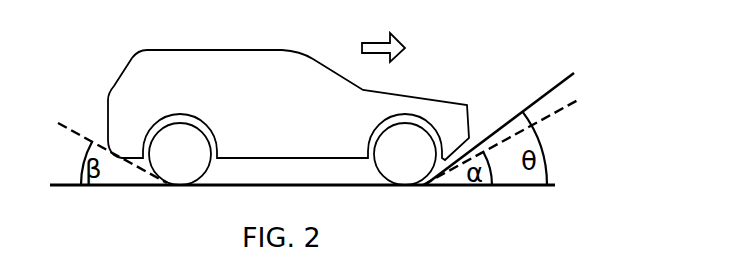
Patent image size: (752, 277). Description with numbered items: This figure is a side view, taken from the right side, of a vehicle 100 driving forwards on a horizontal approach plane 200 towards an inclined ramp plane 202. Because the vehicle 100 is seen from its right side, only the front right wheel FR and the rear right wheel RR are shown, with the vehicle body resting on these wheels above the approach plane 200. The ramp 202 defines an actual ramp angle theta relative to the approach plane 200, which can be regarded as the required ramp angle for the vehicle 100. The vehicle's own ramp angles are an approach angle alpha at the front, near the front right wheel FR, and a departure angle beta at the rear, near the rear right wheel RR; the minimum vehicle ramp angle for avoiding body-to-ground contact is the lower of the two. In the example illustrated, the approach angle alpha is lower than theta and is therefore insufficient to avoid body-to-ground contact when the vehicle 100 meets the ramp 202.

The vehicle 100 is at (319, 119).
The approach plane 200 is at (255, 187).
The ramp plane 202 is at (574, 75).
The rear right wheel RR is at (178, 165).
The front right wheel FR is at (398, 177).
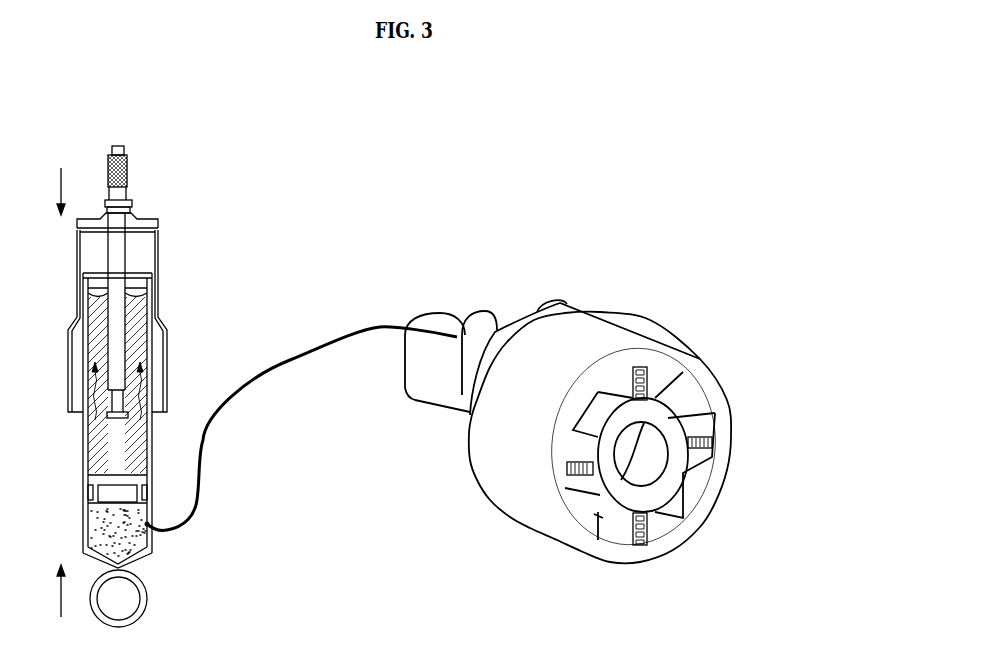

İstenen iş ::
Materyaldeki tüm satırlarda "driving" yerine "moving" koyup gerisini hiç değiştirmeden yeniden yazın. Resimleri cevaba katmayın.

Alıştırma çıktısı ::
Patent image size: (752, 277). Description with numbered items: This figure is a side view, taken from the right side, of a vehicle 100 moving forwards on a horizontal approach plane 200 towards an inclined ramp plane 202. Because the vehicle 100 is seen from its right side, only the front right wheel FR and the rear right wheel RR are shown, with the vehicle body resting on these wheels above the approach plane 200. The ramp 202 defines an actual ramp angle theta relative to the approach plane 200, which can be regarded as the required ramp angle for the vehicle 100. The vehicle's own ramp angles are an approach angle alpha at the front, near the front right wheel FR, and a departure angle beta at the rear, near the rear right wheel RR; the minimum vehicle ramp angle for avoiding body-to-ground contact is the lower of the two. In the example illustrated, the approach angle alpha is lower than theta and is therefore insufficient to avoid body-to-ground contact when the vehicle 100 meets the ramp 202.

The vehicle 100 is at (319, 119).
The approach plane 200 is at (255, 187).
The ramp plane 202 is at (574, 75).
The rear right wheel RR is at (178, 165).
The front right wheel FR is at (398, 177).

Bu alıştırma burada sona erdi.